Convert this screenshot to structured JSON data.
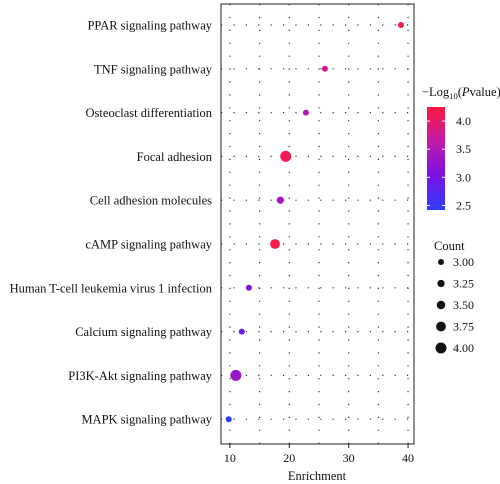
{
  "chart_data": {
    "type": "scatter",
    "title": "",
    "xlabel": "Enrichment",
    "ylabel": "",
    "xlim": [
      8.5,
      41
    ],
    "xticks": [
      10,
      20,
      30,
      40
    ],
    "grid": true,
    "categories": [
      "PPAR signaling pathway",
      "TNF signaling pathway",
      "Osteoclast differentiation",
      "Focal adhesion",
      "Cell adhesion molecules",
      "cAMP signaling pathway",
      "Human T-cell leukemia virus 1 infection",
      "Calcium signaling pathway",
      "PI3K-Akt signaling pathway",
      "MAPK signaling pathway"
    ],
    "points": [
      {
        "category": "PPAR signaling pathway",
        "enrichment": 38.8,
        "count": 3.0,
        "neg_log10_p": 4.2
      },
      {
        "category": "TNF signaling pathway",
        "enrichment": 26.0,
        "count": 3.0,
        "neg_log10_p": 3.8
      },
      {
        "category": "Osteoclast differentiation",
        "enrichment": 22.8,
        "count": 3.0,
        "neg_log10_p": 3.5
      },
      {
        "category": "Focal adhesion",
        "enrichment": 19.4,
        "count": 4.0,
        "neg_log10_p": 4.1
      },
      {
        "category": "Cell adhesion molecules",
        "enrichment": 18.5,
        "count": 3.25,
        "neg_log10_p": 3.4
      },
      {
        "category": "cAMP signaling pathway",
        "enrichment": 17.6,
        "count": 3.75,
        "neg_log10_p": 4.2
      },
      {
        "category": "Human T-cell leukemia virus 1 infection",
        "enrichment": 13.2,
        "count": 3.0,
        "neg_log10_p": 3.1
      },
      {
        "category": "Calcium signaling pathway",
        "enrichment": 12.0,
        "count": 3.0,
        "neg_log10_p": 2.9
      },
      {
        "category": "PI3K-Akt signaling pathway",
        "enrichment": 11.0,
        "count": 4.0,
        "neg_log10_p": 3.3
      },
      {
        "category": "MAPK signaling pathway",
        "enrichment": 9.8,
        "count": 3.0,
        "neg_log10_p": 2.5
      }
    ],
    "color_legend": {
      "title_prefix": "−Log",
      "title_sub": "10",
      "title_open": "(",
      "title_italic": "P",
      "title_rest": "value)",
      "range": [
        2.42,
        4.25
      ],
      "ticks": [
        2.5,
        3.0,
        3.5,
        4.0
      ],
      "tick_labels": [
        "2.5",
        "3.0",
        "3.5",
        "4.0"
      ],
      "colors": [
        "#2d3fff",
        "#7a12e3",
        "#c01ba8",
        "#ff1a3c"
      ]
    },
    "size_legend": {
      "title": "Count",
      "values": [
        3.0,
        3.25,
        3.5,
        3.75,
        4.0
      ],
      "labels": [
        "3.00",
        "3.25",
        "3.50",
        "3.75",
        "4.00"
      ],
      "size_range": [
        3.0,
        4.0
      ]
    }
  }
}
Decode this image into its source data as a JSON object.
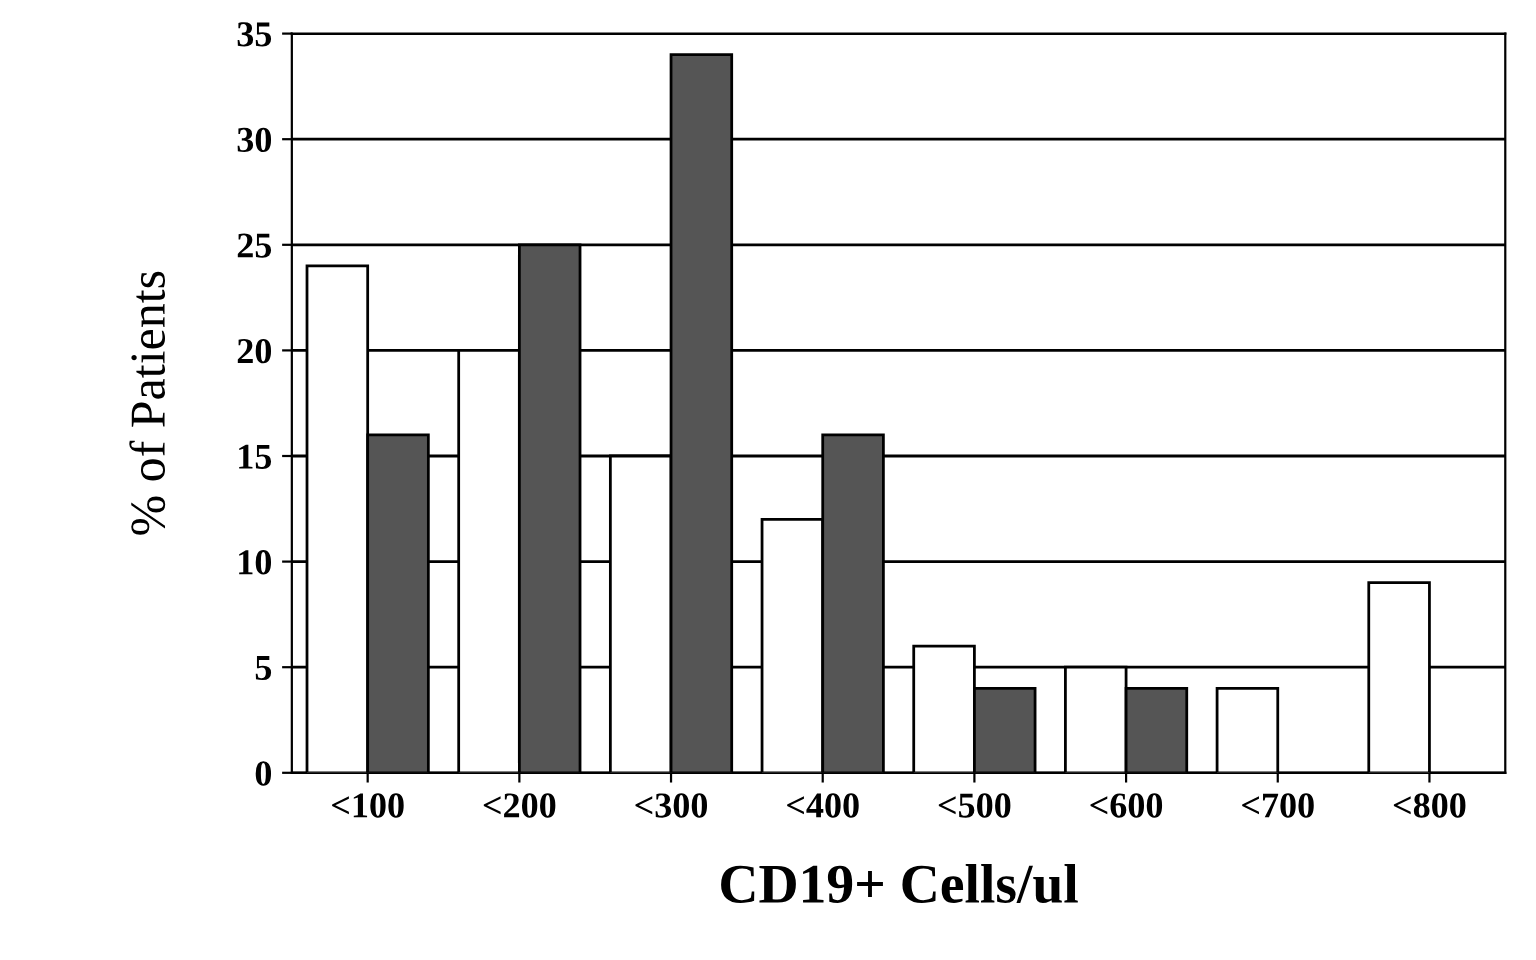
- - - -
**PROBLEM REQUIREMENTS**
Line by line, transcribe the records exactly, omitting the images.

**ANSWER SPACE**
Convert this screenshot to structured JSON data.
{
  "chart_data": {
    "type": "scatter",
    "title": "",
    "xlabel": "Enrichment",
    "ylabel": "",
    "xlim": [
      8.5,
      41
    ],
    "xticks": [
      10,
      20,
      30,
      40
    ],
    "grid": true,
    "categories": [
      "PPAR signaling pathway",
      "TNF signaling pathway",
      "Osteoclast differentiation",
      "Focal adhesion",
      "Cell adhesion molecules",
      "cAMP signaling pathway",
      "Human T-cell leukemia virus 1 infection",
      "Calcium signaling pathway",
      "PI3K-Akt signaling pathway",
      "MAPK signaling pathway"
    ],
    "points": [
      {
        "category": "PPAR signaling pathway",
        "enrichment": 38.8,
        "count": 3.0,
        "neg_log10_p": 4.2
      },
      {
        "category": "TNF signaling pathway",
        "enrichment": 26.0,
        "count": 3.0,
        "neg_log10_p": 3.8
      },
      {
        "category": "Osteoclast differentiation",
        "enrichment": 22.8,
        "count": 3.0,
        "neg_log10_p": 3.5
      },
      {
        "category": "Focal adhesion",
        "enrichment": 19.4,
        "count": 4.0,
        "neg_log10_p": 4.1
      },
      {
        "category": "Cell adhesion molecules",
        "enrichment": 18.5,
        "count": 3.25,
        "neg_log10_p": 3.4
      },
      {
        "category": "cAMP signaling pathway",
        "enrichment": 17.6,
        "count": 3.75,
        "neg_log10_p": 4.2
      },
      {
        "category": "Human T-cell leukemia virus 1 infection",
        "enrichment": 13.2,
        "count": 3.0,
        "neg_log10_p": 3.1
      },
      {
        "category": "Calcium signaling pathway",
        "enrichment": 12.0,
        "count": 3.0,
        "neg_log10_p": 2.9
      },
      {
        "category": "PI3K-Akt signaling pathway",
        "enrichment": 11.0,
        "count": 4.0,
        "neg_log10_p": 3.3
      },
      {
        "category": "MAPK signaling pathway",
        "enrichment": 9.8,
        "count": 3.0,
        "neg_log10_p": 2.5
      }
    ],
    "color_legend": {
      "title_prefix": "−Log",
      "title_sub": "10",
      "title_open": "(",
      "title_italic": "P",
      "title_rest": "value)",
      "range": [
        2.42,
        4.25
      ],
      "ticks": [
        2.5,
        3.0,
        3.5,
        4.0
      ],
      "tick_labels": [
        "2.5",
        "3.0",
        "3.5",
        "4.0"
      ],
      "colors": [
        "#2d3fff",
        "#7a12e3",
        "#c01ba8",
        "#ff1a3c"
      ]
    },
    "size_legend": {
      "title": "Count",
      "values": [
        3.0,
        3.25,
        3.5,
        3.75,
        4.0
      ],
      "labels": [
        "3.00",
        "3.25",
        "3.50",
        "3.75",
        "4.00"
      ],
      "size_range": [
        3.0,
        4.0
      ]
    }
  }
}
Decode this image into its source data as a JSON object.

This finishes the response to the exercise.